Required work
Note each line that includes the word "rovněž". Copy those lines.

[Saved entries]
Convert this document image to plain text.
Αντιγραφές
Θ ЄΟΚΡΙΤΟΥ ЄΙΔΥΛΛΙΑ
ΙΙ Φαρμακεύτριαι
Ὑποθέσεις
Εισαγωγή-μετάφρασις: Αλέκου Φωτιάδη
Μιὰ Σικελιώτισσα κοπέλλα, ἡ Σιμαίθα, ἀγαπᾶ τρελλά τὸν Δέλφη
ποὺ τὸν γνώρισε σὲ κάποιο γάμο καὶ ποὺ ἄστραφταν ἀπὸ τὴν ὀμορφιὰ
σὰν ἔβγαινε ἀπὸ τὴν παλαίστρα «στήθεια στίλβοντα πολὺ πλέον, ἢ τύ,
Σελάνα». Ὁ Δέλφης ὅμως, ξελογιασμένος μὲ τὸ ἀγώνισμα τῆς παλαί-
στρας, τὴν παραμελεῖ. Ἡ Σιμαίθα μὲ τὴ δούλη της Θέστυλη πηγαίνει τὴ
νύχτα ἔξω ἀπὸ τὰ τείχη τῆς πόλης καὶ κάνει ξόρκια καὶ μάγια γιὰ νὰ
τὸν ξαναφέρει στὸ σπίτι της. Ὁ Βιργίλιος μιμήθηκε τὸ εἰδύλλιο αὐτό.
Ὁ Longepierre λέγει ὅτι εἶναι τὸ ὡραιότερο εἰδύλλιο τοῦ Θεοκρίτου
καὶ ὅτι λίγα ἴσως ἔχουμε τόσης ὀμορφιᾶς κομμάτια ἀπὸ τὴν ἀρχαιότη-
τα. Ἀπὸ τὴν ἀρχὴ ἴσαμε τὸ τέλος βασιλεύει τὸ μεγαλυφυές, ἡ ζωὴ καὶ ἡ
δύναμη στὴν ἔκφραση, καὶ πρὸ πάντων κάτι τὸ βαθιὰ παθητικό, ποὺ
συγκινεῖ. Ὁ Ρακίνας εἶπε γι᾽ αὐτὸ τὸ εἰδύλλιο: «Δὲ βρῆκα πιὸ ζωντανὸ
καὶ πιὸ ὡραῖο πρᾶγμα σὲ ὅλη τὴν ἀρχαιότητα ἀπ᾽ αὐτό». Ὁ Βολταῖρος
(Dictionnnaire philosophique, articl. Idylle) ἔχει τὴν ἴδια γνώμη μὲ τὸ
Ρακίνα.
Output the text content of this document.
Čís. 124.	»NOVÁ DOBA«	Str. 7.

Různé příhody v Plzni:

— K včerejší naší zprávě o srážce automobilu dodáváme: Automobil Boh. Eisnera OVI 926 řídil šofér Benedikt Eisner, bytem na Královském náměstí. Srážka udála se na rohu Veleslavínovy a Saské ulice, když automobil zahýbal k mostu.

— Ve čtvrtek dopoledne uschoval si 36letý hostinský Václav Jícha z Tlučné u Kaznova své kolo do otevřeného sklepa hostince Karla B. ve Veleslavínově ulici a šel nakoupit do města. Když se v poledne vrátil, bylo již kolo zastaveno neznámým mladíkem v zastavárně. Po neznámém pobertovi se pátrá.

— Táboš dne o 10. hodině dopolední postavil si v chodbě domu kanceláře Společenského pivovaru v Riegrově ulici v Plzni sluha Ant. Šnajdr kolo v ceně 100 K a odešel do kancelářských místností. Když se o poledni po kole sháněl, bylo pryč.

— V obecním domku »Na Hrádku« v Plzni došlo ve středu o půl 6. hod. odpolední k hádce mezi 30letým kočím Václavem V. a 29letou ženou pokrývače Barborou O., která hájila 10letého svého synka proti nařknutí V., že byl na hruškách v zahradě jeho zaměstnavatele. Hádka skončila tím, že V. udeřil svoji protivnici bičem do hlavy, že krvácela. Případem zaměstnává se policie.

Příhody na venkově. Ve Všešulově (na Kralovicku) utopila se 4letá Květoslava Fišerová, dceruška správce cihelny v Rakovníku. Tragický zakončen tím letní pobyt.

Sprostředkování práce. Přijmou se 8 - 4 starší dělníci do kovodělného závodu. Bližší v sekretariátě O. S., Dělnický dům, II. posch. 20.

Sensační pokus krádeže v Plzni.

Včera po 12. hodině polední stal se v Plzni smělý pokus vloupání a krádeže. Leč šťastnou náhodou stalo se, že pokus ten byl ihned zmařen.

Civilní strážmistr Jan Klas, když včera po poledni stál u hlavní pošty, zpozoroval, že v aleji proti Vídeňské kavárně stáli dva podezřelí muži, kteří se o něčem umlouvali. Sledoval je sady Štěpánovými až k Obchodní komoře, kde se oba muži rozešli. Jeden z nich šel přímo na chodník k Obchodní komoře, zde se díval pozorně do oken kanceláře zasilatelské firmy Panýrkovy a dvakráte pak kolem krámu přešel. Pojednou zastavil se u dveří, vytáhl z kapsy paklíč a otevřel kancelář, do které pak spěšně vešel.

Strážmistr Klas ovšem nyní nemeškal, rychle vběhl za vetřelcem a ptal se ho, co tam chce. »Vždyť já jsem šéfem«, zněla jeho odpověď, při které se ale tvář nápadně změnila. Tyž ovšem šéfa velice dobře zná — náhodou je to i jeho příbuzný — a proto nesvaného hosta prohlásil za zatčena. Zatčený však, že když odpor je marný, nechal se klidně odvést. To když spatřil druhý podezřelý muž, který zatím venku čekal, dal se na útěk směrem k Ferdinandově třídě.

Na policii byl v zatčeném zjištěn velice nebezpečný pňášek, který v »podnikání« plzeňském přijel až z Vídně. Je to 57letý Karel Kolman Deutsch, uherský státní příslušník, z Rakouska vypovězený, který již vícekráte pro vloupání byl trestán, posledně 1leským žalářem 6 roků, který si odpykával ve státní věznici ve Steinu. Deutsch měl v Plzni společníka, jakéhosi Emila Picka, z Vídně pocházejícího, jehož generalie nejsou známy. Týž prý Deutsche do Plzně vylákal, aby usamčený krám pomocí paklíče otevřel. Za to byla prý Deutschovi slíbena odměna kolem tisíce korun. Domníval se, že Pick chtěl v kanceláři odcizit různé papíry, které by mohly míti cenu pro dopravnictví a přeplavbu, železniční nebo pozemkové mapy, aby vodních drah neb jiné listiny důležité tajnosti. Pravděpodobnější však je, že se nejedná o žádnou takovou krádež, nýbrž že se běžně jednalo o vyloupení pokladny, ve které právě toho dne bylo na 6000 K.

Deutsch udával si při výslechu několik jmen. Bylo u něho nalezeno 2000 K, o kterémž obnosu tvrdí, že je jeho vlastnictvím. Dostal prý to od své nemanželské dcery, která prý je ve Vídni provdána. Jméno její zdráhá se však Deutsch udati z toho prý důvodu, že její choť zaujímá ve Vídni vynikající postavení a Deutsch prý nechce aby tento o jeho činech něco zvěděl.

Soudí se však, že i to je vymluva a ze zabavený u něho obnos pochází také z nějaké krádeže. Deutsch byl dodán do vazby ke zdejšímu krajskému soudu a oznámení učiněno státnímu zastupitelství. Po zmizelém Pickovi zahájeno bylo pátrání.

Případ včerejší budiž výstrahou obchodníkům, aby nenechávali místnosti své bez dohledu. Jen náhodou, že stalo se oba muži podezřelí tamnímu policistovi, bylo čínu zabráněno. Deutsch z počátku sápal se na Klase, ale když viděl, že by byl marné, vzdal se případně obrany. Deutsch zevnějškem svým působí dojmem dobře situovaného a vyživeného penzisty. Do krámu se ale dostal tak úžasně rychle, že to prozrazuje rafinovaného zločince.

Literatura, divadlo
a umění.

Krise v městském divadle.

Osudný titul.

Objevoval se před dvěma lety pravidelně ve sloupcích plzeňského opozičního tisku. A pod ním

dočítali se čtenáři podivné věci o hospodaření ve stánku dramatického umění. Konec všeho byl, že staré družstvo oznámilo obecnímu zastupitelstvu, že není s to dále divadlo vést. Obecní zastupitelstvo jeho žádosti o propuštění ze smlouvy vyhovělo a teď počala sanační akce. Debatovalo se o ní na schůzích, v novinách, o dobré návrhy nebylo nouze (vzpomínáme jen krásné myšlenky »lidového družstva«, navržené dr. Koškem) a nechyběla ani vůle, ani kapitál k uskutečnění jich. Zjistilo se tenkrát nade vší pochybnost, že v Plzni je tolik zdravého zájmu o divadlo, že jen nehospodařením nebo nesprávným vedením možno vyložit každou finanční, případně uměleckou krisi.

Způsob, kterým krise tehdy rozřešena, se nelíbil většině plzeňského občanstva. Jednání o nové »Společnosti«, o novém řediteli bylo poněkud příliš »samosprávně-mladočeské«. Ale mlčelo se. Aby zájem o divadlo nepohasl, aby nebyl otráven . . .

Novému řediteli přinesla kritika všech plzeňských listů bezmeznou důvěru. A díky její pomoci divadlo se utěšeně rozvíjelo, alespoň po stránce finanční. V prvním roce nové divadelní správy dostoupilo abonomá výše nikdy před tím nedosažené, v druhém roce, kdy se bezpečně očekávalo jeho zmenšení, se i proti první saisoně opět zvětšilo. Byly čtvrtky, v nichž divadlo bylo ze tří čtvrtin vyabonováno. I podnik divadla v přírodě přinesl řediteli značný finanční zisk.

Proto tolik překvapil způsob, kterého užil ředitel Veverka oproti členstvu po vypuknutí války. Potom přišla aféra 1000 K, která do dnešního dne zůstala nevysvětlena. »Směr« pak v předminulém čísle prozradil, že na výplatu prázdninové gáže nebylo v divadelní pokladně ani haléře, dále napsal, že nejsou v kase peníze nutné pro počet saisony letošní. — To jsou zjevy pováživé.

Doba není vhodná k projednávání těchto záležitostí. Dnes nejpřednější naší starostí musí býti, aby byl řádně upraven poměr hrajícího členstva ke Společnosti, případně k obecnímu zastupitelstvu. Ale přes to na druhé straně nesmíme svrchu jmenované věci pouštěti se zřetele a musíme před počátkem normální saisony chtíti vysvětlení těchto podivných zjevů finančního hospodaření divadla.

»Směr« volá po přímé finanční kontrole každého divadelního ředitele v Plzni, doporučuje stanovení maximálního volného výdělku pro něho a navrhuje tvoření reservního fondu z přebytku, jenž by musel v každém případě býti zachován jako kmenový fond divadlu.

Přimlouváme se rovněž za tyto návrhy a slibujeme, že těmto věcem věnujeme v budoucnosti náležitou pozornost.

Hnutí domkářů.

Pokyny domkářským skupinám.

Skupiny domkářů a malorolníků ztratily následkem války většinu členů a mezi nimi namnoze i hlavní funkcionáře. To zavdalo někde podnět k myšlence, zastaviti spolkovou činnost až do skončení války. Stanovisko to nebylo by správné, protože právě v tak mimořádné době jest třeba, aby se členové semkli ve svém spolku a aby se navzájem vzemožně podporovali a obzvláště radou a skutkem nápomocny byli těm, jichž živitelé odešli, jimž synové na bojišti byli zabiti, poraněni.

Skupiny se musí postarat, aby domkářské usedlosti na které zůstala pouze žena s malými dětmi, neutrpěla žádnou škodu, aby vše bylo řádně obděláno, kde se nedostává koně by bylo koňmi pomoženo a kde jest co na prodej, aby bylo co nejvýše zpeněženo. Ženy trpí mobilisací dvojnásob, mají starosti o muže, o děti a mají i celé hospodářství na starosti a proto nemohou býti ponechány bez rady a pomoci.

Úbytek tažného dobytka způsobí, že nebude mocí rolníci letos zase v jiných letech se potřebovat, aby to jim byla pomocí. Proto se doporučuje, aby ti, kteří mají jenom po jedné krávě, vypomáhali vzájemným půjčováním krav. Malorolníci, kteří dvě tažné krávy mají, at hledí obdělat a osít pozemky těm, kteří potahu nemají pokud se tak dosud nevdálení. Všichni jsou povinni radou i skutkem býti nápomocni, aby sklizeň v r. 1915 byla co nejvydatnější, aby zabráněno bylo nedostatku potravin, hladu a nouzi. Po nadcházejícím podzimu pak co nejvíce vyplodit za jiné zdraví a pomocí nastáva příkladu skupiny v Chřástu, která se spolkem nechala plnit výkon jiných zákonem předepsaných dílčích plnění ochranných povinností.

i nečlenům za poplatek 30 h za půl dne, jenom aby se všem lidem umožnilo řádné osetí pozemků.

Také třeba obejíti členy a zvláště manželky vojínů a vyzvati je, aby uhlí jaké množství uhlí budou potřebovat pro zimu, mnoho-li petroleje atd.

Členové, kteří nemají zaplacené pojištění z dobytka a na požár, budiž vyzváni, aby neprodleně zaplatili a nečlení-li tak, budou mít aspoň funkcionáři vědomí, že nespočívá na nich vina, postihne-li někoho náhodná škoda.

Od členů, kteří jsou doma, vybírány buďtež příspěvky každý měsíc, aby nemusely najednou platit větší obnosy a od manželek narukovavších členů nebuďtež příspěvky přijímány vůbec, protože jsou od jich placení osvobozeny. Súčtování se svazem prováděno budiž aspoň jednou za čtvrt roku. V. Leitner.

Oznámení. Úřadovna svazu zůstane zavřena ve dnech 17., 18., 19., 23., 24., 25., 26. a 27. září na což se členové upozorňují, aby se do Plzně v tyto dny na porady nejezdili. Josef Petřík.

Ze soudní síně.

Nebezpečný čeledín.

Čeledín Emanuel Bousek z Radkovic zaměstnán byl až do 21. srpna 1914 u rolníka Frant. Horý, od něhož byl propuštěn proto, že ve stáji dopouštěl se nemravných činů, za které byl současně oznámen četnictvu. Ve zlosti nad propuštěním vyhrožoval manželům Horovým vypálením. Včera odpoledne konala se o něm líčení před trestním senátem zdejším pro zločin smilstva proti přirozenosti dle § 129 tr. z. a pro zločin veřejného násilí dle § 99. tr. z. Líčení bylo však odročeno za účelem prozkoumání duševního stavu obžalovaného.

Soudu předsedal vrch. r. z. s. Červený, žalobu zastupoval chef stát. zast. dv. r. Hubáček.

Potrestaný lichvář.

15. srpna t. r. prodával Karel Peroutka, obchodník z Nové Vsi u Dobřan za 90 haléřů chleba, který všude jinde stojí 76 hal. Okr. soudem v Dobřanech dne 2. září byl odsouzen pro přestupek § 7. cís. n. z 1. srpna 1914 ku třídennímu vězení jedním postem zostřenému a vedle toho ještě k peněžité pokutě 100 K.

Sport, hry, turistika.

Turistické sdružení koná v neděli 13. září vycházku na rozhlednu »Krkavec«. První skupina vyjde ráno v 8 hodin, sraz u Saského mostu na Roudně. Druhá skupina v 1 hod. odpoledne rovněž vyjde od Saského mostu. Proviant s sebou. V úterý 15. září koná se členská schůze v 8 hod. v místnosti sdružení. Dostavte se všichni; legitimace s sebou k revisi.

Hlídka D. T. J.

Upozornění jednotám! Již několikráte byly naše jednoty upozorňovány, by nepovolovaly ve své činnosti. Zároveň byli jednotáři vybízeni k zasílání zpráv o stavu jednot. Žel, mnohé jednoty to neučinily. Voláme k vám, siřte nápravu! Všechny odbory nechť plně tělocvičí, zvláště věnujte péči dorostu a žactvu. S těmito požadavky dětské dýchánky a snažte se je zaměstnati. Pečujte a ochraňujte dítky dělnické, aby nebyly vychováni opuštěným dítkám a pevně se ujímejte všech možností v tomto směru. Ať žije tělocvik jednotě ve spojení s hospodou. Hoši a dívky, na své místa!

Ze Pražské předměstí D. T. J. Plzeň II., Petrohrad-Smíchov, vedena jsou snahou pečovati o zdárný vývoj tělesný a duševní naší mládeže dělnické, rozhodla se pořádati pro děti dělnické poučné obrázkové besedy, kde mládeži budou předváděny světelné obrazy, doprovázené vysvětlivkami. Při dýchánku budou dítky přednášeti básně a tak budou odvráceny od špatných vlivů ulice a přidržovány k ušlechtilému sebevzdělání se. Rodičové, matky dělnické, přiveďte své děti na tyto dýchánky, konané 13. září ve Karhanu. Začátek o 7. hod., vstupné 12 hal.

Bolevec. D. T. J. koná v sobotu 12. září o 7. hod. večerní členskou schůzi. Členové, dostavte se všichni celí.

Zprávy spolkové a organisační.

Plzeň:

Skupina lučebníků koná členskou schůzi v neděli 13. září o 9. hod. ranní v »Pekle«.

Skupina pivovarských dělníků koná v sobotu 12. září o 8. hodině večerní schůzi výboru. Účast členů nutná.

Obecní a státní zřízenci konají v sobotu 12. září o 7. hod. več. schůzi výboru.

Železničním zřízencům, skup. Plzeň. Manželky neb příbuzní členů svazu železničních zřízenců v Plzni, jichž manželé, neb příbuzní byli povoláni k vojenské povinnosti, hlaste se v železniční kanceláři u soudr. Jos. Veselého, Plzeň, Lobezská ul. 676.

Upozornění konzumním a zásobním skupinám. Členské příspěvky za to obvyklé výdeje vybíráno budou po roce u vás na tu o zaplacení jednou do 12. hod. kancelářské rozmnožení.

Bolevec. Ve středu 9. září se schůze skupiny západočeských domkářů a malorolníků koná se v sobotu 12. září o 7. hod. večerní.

The result
Přimlouváme se rovněž za tyto návrhy a slibujeme, že těmto věcem věnujeme v budoucnosti náležitou pozornost.
Turistické sdružení koná v neděli 13. září vycházku na rozhlednu »Krkavec«. První skupina vyjde ráno v 8 hodin, sraz u Saského mostu na Roudně. Druhá skupina v 1 hod. odpoledne rovněž vyjde od Saského mostu. Proviant s sebou. V úterý 15. září koná se členská schůze v 8 hod. v místnosti sdružení. Dostavte se všichni; legitimace s sebou k revisi.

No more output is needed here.